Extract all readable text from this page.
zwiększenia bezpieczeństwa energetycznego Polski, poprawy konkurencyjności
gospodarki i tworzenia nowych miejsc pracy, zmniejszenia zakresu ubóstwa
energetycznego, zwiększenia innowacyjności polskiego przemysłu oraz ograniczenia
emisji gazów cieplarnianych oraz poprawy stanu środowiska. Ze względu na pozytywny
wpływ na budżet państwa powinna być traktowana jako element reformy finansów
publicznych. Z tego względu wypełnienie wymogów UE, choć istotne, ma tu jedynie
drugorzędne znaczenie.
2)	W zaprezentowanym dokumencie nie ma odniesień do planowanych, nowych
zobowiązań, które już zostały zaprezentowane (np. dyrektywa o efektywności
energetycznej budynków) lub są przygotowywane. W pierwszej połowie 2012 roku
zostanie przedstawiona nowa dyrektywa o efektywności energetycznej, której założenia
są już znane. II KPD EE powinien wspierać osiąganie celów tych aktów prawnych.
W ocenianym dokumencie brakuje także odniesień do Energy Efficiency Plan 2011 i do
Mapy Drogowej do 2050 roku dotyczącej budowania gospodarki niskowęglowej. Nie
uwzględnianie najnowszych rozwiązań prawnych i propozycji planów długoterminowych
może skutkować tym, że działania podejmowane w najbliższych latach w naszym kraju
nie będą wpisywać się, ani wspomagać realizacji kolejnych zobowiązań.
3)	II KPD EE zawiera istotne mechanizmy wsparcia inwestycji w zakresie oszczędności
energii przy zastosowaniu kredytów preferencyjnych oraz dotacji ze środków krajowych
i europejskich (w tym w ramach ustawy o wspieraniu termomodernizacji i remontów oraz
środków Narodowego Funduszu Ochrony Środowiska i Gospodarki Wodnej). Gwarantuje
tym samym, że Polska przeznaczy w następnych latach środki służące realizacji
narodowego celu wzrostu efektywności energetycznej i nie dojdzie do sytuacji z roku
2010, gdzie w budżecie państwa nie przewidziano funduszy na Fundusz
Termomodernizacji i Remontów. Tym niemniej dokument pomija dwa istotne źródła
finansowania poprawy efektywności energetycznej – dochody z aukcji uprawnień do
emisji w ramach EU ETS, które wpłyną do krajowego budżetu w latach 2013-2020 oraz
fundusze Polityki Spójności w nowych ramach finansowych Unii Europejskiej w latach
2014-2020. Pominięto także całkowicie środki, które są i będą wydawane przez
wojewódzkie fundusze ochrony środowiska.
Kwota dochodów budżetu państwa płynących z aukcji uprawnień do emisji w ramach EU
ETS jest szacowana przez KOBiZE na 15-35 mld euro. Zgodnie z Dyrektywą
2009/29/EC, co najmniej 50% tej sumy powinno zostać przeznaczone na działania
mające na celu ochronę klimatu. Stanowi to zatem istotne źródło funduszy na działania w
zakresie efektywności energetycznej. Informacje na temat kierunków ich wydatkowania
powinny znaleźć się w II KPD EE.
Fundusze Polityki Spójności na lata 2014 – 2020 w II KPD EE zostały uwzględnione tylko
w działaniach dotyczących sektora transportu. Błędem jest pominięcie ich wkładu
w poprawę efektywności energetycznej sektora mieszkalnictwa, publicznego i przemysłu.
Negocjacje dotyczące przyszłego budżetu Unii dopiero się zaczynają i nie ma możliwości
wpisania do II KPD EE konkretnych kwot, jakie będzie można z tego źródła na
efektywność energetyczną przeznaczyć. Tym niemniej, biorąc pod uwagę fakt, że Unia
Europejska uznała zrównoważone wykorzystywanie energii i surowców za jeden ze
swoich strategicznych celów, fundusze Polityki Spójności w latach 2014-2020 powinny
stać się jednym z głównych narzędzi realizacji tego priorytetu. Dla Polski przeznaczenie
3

--

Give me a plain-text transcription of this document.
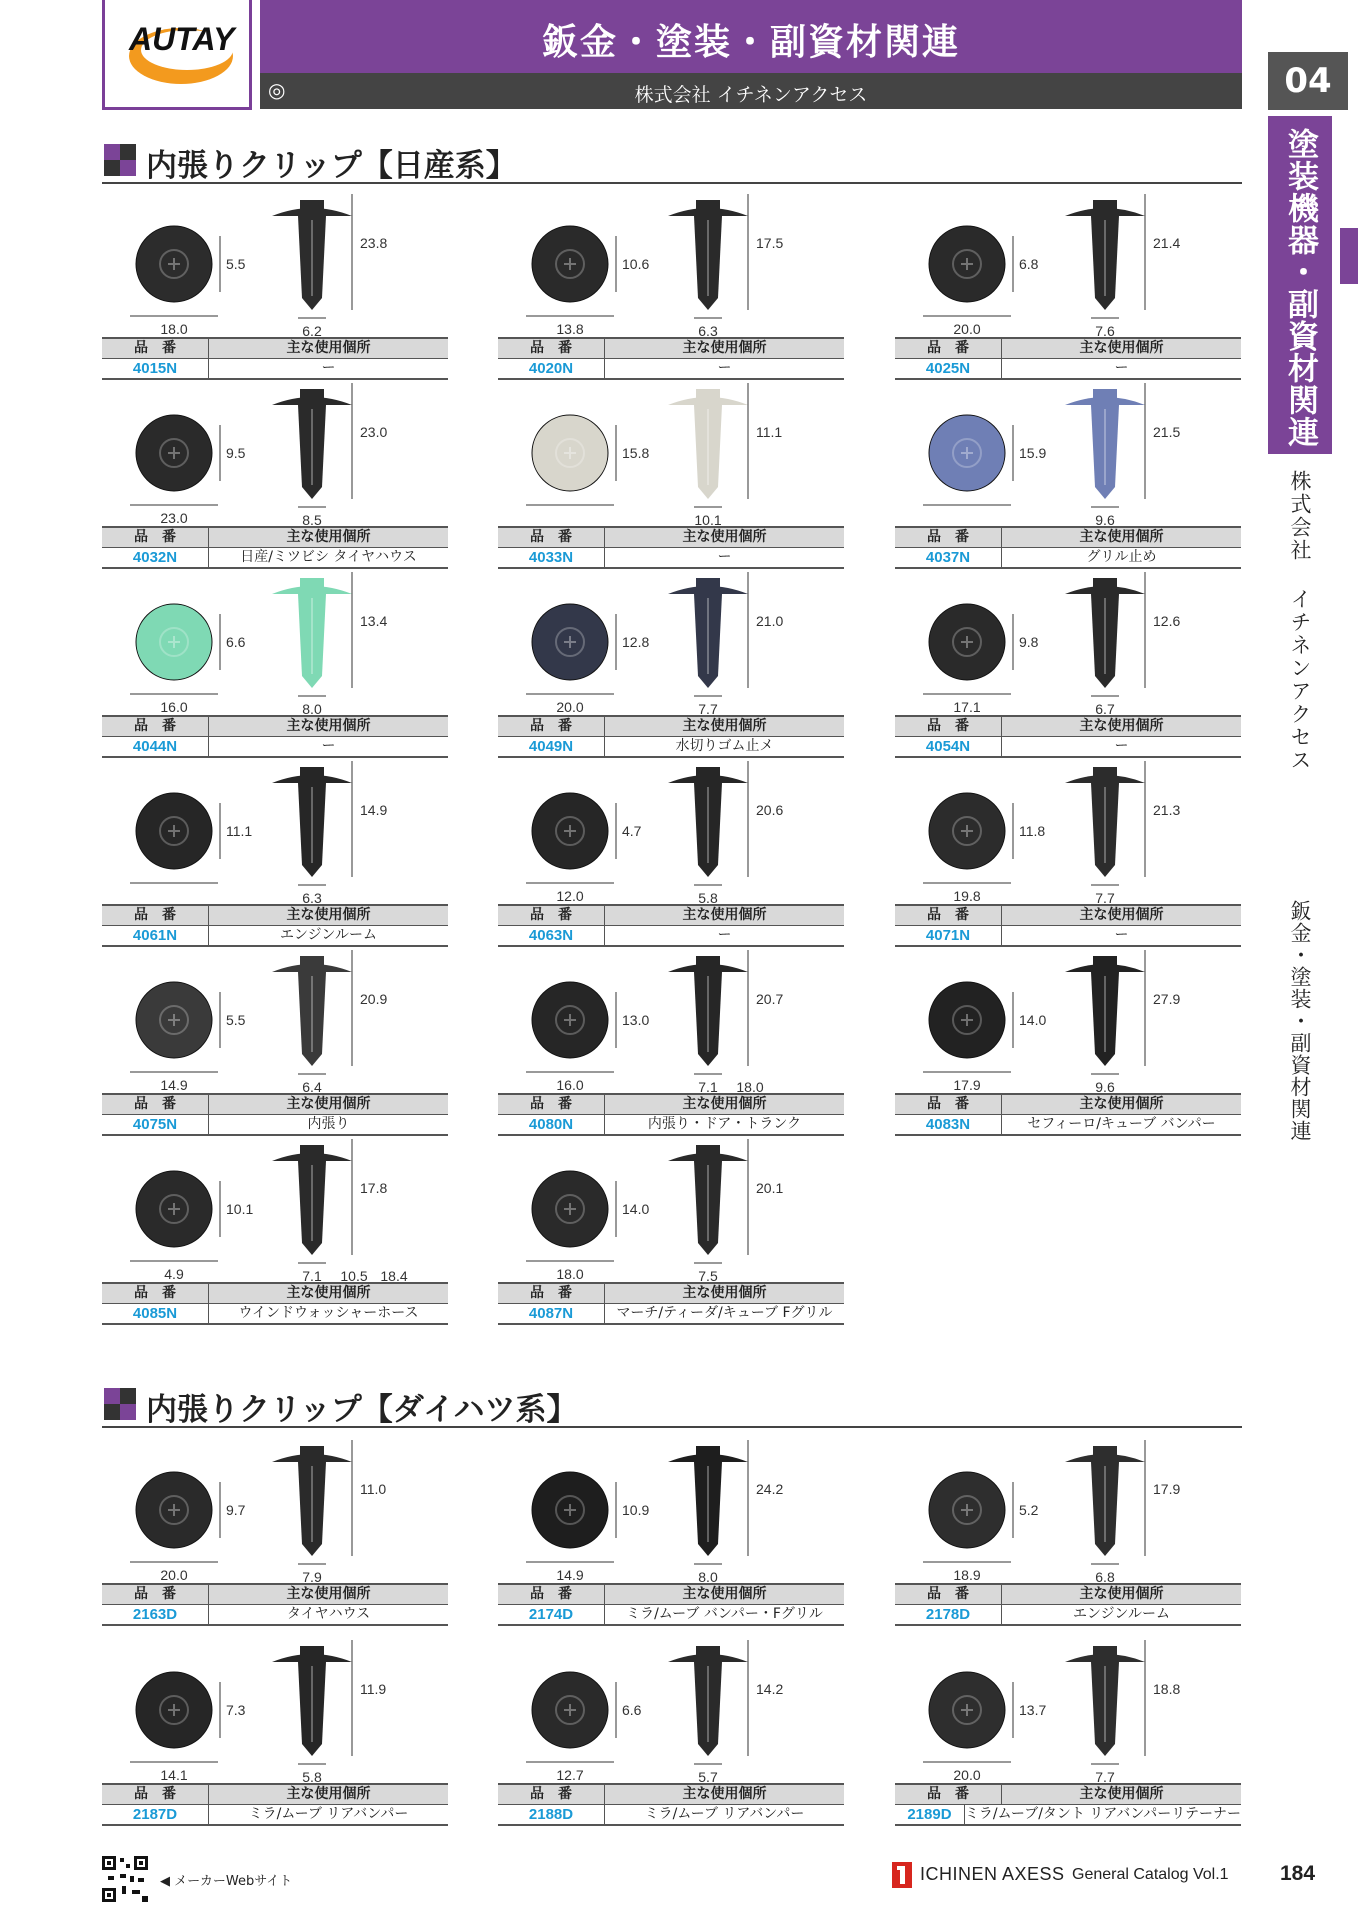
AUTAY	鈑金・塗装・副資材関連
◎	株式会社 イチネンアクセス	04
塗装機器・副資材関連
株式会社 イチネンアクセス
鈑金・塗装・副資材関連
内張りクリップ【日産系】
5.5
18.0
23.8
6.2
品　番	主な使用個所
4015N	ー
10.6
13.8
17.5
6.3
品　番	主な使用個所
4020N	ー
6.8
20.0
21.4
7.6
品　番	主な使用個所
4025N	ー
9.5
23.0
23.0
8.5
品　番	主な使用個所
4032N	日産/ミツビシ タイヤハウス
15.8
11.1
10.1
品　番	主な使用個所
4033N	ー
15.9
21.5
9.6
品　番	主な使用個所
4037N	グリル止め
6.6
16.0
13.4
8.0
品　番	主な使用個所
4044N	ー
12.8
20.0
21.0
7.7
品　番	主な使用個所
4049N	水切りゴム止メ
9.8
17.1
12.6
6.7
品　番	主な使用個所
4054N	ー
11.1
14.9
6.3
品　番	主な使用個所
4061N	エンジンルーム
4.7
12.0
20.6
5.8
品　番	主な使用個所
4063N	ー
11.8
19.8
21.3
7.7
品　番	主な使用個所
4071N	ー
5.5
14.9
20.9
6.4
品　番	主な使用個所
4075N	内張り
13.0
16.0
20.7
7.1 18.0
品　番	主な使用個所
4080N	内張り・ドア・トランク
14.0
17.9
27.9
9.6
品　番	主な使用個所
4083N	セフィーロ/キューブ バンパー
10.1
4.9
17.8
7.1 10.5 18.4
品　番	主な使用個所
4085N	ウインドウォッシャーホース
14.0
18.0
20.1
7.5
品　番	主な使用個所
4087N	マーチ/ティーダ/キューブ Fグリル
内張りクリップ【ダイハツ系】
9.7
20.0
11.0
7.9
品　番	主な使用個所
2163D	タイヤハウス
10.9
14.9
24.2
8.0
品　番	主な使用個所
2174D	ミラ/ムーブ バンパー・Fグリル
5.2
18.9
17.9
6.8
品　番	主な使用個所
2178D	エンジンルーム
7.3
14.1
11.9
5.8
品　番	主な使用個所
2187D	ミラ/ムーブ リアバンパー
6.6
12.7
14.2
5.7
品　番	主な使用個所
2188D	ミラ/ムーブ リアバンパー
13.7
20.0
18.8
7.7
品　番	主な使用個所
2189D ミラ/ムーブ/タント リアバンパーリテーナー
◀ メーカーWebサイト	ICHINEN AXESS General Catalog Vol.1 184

Brief:
Each line in the listing above that contains "celu" should be copied.

Written response:
narodowego celu wzrostu efektywności energetycznej i nie dojdzie do sytuacji z roku
mające na celu ochronę klimatu. Stanowi to zatem istotne źródło funduszy na działania w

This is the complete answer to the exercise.